*** Opening GIVEN TEXT ***
During a secret rotation, Revento sends two X-Revento-Signature headers — one for each secret — for 24 hours. Your verifier should accept either:

def verify_with_rotation(secrets: list[bytes]) -> bool:
    sig = request.headers.get("X-Revento-Signature", "")
    raw = request.get_data()
    ts  = request.headers.get("X-Revento-Timestamp", "")

    for secret in secrets:
        expected = "sha256=" + hmac.new(
            secret, f"{ts}.".encode() + raw, hashlib.sha256
        ).hexdigest()
        if hmac.compare_digest(expected, sig):
            return True
    return False

If only one secret is configured, secrets = [current] — same code path.

Common pitfalls

  • Comparing with == instead of constant-time function. Timing attack vector. Use the framework function.
  • Parsing JSON before verifying. Whitespace and key-order differences break signature match. Capture raw bytes first.
  • Skipping the replay window. Even with a valid signature, accepting old deliveries indefinitely lets an attacker replay a captured delivery later.
*** Closing GIVEN TEXT ***
*** Opening DATASET RECORDS ***
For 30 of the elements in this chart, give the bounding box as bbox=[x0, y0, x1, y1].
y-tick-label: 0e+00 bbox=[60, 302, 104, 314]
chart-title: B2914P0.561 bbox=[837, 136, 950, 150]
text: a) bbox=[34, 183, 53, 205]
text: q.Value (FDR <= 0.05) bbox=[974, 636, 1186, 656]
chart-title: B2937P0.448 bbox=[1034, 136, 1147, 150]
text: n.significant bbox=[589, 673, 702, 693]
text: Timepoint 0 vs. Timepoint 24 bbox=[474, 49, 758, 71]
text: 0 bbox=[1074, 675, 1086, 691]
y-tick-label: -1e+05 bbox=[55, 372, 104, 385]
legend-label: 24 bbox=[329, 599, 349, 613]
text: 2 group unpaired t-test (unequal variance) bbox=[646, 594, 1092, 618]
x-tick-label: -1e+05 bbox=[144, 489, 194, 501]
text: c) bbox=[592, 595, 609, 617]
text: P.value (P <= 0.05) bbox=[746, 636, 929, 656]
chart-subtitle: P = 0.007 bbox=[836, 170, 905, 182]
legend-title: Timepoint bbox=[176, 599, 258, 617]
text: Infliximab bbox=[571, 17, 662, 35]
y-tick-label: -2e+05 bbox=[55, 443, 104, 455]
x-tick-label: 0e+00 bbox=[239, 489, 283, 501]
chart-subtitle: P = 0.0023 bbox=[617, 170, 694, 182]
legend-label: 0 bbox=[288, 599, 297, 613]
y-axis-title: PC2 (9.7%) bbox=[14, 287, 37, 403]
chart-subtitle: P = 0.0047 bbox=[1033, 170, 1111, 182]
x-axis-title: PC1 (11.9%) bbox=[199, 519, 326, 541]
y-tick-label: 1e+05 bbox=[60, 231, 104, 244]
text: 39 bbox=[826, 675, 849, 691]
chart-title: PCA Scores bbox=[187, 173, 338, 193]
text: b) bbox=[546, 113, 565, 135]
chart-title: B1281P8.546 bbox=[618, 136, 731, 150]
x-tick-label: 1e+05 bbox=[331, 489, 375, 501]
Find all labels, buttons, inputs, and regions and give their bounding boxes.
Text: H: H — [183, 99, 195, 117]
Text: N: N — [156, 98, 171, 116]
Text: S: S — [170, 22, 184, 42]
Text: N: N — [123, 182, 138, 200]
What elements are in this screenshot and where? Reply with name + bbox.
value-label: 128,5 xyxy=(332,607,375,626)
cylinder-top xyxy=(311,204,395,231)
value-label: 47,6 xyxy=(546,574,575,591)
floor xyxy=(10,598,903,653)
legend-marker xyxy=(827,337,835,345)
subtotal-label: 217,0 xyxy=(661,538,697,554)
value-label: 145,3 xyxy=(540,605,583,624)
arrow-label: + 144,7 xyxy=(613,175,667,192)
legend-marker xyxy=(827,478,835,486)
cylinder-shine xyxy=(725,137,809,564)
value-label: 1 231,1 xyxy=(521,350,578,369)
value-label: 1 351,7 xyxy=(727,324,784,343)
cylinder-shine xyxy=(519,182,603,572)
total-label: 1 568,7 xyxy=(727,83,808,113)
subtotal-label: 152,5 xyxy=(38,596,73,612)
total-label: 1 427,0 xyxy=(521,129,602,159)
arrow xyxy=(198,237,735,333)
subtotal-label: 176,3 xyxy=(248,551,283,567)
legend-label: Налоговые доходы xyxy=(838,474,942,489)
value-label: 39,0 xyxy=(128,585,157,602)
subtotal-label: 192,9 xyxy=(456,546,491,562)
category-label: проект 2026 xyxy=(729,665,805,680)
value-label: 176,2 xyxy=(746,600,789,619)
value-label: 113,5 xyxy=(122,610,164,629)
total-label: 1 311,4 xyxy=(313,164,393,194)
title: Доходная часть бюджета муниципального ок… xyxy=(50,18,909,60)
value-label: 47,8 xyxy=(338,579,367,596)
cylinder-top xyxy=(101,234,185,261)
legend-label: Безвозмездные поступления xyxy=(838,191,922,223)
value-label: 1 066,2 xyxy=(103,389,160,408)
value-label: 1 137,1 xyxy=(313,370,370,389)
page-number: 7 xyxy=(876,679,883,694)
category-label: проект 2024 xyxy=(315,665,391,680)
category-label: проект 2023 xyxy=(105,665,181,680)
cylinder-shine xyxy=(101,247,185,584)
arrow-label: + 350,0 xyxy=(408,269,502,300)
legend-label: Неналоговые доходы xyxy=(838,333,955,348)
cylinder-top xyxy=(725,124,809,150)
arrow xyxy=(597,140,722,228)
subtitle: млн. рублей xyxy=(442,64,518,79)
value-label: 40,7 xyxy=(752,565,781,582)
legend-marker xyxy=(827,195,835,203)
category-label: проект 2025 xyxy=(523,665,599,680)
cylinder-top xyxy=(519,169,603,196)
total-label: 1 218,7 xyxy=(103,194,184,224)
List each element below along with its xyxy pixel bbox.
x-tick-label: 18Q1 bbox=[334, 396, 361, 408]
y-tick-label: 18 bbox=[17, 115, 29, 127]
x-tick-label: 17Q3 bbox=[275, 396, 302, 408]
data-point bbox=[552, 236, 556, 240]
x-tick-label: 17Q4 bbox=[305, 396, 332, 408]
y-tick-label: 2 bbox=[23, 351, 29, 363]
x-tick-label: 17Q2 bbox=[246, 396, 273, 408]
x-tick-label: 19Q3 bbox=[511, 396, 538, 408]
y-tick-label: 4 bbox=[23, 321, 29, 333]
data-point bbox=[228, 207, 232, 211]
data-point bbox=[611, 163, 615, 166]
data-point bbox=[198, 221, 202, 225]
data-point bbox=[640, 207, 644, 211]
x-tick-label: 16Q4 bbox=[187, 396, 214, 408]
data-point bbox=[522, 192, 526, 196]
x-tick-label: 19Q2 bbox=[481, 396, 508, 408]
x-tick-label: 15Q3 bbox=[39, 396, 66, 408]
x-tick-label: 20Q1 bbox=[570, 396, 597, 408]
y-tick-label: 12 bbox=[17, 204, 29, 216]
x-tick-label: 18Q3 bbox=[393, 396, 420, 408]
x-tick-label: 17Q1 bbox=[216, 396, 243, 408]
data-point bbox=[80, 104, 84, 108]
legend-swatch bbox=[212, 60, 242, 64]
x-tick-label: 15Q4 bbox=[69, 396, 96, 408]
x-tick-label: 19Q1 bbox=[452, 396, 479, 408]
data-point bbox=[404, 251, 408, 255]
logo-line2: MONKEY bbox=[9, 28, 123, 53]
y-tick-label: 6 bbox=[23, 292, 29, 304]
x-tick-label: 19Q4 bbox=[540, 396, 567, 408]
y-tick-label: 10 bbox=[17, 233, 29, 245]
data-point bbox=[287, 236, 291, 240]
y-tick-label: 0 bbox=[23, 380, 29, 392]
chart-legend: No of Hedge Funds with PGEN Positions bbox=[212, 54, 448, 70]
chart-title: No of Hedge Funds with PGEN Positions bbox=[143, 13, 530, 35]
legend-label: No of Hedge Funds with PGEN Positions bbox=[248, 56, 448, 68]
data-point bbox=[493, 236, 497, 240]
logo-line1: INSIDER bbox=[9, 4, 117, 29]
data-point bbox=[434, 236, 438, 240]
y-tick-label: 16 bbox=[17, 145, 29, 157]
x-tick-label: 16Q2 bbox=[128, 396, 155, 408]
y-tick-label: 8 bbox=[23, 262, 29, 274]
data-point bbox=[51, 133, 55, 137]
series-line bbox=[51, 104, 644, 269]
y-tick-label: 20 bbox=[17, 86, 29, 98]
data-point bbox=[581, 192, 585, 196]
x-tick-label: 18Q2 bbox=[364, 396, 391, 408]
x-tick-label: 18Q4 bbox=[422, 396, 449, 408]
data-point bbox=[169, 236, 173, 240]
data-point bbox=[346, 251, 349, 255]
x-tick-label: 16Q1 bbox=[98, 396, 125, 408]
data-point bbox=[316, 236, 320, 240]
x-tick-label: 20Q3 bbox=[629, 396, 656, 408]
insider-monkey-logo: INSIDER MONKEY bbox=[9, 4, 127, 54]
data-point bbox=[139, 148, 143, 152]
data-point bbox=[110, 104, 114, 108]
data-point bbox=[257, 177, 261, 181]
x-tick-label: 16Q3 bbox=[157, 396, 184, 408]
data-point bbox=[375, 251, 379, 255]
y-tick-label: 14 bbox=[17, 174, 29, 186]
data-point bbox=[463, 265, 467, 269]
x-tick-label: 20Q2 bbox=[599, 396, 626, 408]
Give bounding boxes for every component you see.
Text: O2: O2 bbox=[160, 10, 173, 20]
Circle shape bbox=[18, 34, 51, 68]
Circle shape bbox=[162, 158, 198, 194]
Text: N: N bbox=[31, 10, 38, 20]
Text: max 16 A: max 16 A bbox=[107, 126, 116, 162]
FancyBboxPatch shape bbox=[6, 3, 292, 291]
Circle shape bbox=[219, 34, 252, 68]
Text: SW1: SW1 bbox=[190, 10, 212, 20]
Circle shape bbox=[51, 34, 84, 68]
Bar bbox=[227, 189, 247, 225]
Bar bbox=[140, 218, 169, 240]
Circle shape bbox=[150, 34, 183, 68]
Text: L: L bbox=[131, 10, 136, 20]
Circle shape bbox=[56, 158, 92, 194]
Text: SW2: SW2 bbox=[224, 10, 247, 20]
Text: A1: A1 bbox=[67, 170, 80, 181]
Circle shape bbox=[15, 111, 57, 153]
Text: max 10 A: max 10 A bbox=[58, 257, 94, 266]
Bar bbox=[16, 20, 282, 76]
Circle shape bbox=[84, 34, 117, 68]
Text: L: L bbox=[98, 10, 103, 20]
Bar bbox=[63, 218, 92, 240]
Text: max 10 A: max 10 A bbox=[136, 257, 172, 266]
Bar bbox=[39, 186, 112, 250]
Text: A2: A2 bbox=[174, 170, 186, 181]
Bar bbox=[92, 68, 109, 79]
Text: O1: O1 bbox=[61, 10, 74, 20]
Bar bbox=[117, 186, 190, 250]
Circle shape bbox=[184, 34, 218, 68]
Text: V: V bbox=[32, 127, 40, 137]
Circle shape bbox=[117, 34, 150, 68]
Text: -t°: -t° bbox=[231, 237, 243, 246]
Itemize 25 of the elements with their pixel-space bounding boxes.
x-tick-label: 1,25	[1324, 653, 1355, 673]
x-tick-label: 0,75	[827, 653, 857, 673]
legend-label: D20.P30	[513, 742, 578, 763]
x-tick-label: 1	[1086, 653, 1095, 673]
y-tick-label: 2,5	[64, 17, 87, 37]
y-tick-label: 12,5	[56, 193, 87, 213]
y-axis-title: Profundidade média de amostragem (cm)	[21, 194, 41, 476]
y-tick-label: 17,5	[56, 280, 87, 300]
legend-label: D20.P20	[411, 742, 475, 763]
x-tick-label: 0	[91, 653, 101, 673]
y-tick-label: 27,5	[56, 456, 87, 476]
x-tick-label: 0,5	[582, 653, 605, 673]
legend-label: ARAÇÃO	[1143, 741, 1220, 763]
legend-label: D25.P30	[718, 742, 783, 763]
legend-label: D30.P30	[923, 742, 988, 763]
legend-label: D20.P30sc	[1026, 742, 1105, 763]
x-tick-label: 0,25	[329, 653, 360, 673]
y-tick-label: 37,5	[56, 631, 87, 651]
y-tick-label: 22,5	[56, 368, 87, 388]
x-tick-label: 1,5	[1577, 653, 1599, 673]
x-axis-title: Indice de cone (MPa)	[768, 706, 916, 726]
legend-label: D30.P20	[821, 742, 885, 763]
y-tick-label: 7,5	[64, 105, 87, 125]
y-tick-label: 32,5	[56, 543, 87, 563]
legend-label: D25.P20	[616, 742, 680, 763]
*** Closing DATASET RECORDS ***
_BRIEF 1_:
According to the text on verifying Revento webhook signatures, for how long does Revento send two X-Revento-Signature headers during a secret rotation?
_BRIEF 2_:
Carry on the text about verifying Revento webhook signatures from its last line.
The listing plays no part in this work.

_TASK RESULT 1_:
For 24 hours, one header for each secret.

_TASK RESULT 2_:
  • Short-circuiting on missing headers. Both X-Revento-Timestamp AND X-Revento-Signature must be present. If either is missing, reject.
  • Using a stale secret after rotation. During a 24-hour rotation overlap window your verifier must accept either the old or the new secret. Outside the overlap, only the new secret is valid.

Testing your verifier

Before you go to production, exercise your verifier with:

  • A genuinely valid delivery — should accept.
  • Modified body (one byte flipped) — should reject.
  • Modified timestamp — should reject.
  • Modified signature — should reject.
  • 6-minute-old timestamp — should reject (replay protection).
  • Missing headers — should reject.
  • Wrong secret — should reject.

If any of those don't behave correctly, fix before launch.